REQUIRED WORK: Reproduce the lines from the first one through the line holding "pencil-icon[interactable]: ✎ (299, 263, 304, 270)", both included.

SUPPLIED DATA:
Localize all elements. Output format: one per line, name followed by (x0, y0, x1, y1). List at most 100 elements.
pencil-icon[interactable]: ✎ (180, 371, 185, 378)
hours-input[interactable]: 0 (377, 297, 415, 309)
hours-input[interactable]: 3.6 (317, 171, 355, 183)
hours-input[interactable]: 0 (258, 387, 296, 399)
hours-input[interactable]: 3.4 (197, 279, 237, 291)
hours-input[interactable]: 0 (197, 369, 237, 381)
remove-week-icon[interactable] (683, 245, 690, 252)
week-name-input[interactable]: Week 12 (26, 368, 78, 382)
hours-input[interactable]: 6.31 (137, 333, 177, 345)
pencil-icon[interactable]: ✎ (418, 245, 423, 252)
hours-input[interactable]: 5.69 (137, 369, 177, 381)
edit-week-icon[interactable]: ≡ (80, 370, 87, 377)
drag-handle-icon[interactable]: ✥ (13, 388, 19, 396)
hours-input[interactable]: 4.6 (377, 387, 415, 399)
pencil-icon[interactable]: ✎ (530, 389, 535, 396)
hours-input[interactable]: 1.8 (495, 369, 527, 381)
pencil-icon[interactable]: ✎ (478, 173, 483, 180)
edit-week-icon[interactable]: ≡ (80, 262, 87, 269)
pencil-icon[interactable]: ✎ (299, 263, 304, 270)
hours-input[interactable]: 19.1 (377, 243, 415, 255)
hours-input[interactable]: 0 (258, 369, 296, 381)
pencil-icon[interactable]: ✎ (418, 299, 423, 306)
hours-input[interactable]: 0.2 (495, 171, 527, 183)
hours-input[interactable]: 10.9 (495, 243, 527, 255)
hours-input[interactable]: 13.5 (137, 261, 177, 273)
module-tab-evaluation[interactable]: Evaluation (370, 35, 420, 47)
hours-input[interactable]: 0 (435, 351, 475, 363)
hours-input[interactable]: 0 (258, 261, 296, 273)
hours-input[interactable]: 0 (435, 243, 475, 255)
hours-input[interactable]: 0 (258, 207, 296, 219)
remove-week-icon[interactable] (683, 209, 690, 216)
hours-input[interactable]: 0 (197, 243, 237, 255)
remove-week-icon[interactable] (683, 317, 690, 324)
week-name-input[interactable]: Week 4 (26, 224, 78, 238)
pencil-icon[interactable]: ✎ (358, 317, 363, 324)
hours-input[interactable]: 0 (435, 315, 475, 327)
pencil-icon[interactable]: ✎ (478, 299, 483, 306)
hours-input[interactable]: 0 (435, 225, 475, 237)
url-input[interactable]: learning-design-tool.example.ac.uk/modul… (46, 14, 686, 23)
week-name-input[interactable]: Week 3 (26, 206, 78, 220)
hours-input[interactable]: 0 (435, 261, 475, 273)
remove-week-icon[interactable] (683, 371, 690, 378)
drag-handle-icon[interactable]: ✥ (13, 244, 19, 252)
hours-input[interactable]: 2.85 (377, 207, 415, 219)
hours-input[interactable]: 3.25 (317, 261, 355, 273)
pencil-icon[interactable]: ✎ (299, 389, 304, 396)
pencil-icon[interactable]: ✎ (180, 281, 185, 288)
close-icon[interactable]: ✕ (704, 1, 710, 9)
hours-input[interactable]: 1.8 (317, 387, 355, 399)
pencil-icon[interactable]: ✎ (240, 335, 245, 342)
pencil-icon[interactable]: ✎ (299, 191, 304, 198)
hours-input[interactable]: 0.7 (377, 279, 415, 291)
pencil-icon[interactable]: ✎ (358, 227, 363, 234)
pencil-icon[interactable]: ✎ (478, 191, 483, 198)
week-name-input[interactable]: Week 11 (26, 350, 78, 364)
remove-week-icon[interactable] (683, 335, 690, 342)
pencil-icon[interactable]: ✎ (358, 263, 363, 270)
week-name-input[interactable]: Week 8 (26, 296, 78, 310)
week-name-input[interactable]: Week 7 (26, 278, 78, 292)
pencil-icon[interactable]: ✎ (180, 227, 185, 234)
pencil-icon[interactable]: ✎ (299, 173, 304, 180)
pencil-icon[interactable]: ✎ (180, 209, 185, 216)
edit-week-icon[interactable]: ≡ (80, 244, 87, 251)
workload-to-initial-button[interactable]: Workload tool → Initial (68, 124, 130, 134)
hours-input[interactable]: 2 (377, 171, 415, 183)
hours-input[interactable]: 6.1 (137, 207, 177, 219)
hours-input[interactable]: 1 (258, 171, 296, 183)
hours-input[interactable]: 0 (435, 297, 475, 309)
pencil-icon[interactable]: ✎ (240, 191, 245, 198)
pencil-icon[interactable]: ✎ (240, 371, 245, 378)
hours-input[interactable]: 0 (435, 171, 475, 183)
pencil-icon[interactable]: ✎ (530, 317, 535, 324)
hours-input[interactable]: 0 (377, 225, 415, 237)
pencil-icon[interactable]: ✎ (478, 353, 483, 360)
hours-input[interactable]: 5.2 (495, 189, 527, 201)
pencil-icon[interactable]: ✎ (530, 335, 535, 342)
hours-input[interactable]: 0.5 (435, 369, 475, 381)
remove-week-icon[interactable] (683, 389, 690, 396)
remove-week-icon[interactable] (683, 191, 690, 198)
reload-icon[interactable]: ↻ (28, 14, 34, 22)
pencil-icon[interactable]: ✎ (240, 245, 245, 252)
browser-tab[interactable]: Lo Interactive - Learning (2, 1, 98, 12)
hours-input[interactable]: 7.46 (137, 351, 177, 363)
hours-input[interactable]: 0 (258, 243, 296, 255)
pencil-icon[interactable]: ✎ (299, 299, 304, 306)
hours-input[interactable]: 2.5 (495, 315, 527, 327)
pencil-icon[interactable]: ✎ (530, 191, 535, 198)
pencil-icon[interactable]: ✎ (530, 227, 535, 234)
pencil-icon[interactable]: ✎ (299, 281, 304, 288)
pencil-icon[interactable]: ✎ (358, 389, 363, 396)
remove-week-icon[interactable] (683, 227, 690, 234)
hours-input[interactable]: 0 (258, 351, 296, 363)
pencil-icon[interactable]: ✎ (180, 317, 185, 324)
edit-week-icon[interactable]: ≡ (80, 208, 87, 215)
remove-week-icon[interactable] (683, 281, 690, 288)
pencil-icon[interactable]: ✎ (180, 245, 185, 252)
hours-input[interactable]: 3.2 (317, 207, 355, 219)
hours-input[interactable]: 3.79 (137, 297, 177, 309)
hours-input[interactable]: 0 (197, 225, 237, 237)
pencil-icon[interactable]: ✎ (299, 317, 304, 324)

EXERCISE ANSWER:
Localize all elements. Output format: one per line, name followed by (x0, y0, x1, y1). List at most 100 elements.
pencil-icon[interactable]: ✎ (180, 371, 185, 378)
hours-input[interactable]: 0 (377, 297, 415, 309)
hours-input[interactable]: 3.6 (317, 171, 355, 183)
hours-input[interactable]: 0 (258, 387, 296, 399)
hours-input[interactable]: 3.4 (197, 279, 237, 291)
hours-input[interactable]: 0 (197, 369, 237, 381)
remove-week-icon[interactable] (683, 245, 690, 252)
week-name-input[interactable]: Week 12 (26, 368, 78, 382)
hours-input[interactable]: 6.31 (137, 333, 177, 345)
pencil-icon[interactable]: ✎ (418, 245, 423, 252)
hours-input[interactable]: 5.69 (137, 369, 177, 381)
edit-week-icon[interactable]: ≡ (80, 370, 87, 377)
drag-handle-icon[interactable]: ✥ (13, 388, 19, 396)
hours-input[interactable]: 4.6 (377, 387, 415, 399)
pencil-icon[interactable]: ✎ (530, 389, 535, 396)
hours-input[interactable]: 1.8 (495, 369, 527, 381)
pencil-icon[interactable]: ✎ (478, 173, 483, 180)
edit-week-icon[interactable]: ≡ (80, 262, 87, 269)
pencil-icon[interactable]: ✎ (299, 263, 304, 270)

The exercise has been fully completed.